** start SUPPLIED RECORDS **

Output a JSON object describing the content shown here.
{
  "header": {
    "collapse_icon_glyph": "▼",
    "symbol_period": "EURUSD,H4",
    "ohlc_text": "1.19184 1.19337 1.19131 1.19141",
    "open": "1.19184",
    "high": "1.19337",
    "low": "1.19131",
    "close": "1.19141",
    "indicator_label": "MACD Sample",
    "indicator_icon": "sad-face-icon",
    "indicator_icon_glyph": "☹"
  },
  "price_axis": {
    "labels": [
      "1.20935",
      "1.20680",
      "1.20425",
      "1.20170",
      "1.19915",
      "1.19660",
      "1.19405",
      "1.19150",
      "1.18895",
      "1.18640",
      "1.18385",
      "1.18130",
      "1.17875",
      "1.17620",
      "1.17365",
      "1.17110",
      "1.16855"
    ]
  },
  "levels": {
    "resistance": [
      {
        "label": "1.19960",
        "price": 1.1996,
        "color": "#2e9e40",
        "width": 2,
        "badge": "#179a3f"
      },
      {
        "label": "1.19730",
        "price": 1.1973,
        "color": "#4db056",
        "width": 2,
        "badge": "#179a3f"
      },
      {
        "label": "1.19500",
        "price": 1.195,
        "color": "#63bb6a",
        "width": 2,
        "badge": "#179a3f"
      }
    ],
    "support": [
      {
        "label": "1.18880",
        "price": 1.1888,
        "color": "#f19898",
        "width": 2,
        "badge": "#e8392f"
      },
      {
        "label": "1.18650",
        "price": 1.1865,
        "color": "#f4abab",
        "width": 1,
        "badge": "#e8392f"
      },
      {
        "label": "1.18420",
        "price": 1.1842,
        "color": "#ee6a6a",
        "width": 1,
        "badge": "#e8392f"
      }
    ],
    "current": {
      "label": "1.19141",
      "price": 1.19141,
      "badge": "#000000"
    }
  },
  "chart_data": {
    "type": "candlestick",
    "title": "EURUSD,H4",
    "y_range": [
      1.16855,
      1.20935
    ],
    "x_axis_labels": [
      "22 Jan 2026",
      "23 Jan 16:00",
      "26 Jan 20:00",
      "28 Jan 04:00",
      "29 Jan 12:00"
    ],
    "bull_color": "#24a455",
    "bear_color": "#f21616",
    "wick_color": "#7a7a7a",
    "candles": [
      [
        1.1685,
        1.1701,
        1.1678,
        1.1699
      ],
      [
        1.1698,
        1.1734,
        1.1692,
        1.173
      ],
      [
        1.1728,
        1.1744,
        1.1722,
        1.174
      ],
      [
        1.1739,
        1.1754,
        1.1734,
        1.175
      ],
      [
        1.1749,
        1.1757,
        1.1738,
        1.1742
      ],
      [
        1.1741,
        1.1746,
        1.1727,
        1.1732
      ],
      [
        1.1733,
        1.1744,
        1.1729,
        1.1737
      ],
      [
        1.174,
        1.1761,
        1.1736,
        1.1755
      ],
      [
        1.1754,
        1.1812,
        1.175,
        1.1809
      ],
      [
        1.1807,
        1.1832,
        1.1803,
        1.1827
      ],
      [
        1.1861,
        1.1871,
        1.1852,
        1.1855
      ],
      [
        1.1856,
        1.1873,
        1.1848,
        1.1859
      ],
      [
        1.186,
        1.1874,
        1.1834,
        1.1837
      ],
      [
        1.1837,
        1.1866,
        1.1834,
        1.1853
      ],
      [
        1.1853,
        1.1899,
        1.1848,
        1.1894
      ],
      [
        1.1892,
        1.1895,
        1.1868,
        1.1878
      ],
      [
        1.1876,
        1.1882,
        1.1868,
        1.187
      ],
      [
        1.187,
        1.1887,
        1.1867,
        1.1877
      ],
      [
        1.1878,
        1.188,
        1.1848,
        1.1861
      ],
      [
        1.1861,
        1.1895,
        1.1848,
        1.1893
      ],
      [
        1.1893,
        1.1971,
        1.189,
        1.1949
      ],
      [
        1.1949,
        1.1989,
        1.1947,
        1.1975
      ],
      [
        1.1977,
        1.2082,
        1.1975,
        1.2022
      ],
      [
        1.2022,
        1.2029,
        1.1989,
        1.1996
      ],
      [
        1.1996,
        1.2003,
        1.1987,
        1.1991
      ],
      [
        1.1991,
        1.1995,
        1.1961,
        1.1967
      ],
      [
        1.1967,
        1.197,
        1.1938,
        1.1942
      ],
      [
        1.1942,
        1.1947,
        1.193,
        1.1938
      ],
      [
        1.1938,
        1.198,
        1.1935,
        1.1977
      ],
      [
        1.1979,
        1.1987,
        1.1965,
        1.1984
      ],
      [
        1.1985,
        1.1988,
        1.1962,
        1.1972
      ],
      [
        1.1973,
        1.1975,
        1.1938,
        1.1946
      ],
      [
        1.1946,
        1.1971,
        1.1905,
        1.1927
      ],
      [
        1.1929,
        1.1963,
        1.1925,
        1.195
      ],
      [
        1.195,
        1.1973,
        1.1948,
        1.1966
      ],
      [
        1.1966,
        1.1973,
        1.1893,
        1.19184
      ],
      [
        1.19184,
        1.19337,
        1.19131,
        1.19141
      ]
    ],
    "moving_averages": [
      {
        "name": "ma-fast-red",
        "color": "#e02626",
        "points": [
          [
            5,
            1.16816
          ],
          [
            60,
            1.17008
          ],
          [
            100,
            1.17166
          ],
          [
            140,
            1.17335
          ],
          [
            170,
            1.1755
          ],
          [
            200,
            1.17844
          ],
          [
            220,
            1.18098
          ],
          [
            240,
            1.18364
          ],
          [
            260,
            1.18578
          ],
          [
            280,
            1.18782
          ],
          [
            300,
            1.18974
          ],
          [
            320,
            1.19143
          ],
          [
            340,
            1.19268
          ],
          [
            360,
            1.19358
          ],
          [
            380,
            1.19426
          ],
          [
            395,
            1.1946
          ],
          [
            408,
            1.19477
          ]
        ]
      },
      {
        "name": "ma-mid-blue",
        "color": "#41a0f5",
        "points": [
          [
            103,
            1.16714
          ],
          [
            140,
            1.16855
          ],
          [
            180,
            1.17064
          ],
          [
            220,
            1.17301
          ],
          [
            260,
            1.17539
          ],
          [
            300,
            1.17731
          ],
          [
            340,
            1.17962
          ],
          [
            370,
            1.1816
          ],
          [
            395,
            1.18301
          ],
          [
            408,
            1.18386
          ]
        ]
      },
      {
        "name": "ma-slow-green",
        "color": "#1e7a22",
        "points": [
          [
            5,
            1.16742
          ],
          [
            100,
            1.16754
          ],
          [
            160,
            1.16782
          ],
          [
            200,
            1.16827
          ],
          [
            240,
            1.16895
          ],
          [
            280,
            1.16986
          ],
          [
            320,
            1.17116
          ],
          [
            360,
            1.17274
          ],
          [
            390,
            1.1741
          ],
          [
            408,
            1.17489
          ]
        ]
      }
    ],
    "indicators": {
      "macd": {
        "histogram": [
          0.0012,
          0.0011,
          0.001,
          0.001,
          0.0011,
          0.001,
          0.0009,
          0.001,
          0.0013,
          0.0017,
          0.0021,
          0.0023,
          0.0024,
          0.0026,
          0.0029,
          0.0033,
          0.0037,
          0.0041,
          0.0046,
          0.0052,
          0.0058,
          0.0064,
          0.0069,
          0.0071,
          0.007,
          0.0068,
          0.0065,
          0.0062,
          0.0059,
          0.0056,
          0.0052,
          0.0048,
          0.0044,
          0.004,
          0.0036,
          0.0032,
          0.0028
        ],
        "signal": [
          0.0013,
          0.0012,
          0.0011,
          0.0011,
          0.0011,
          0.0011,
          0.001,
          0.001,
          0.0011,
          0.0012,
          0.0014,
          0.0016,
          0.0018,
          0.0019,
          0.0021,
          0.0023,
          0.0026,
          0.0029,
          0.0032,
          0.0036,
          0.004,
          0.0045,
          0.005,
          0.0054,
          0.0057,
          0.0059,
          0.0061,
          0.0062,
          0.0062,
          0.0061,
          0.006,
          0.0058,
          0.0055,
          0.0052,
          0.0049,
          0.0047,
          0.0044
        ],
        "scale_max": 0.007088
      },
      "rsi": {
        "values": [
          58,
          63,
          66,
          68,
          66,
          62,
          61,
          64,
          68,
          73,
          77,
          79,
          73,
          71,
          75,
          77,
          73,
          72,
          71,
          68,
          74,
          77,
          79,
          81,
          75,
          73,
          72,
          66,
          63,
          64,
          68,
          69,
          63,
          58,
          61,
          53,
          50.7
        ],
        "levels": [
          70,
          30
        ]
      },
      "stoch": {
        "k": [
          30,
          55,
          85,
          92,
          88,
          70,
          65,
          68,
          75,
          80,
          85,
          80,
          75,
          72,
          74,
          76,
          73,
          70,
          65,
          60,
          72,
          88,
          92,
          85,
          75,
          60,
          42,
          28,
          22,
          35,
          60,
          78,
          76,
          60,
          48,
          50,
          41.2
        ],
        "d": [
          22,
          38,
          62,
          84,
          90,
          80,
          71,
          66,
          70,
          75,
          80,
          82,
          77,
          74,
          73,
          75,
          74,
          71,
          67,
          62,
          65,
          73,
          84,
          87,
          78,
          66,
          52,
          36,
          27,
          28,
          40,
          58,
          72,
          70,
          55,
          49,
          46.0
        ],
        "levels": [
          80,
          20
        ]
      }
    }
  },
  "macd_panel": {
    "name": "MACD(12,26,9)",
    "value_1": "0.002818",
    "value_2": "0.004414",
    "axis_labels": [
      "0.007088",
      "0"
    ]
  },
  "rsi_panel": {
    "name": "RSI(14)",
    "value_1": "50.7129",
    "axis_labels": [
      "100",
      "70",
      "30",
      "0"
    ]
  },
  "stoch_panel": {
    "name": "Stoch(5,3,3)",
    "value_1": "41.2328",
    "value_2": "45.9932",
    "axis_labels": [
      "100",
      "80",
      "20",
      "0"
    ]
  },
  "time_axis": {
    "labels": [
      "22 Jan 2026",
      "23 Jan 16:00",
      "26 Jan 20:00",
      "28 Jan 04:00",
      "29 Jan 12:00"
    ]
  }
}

** end SUPPLIED RECORDS **

### PROBLEM STATEMENT
List the lines of the material in which the word "EURUSD" occurs.

### OUTPUT
    "symbol_period": "EURUSD,H4",
    "title": "EURUSD,H4",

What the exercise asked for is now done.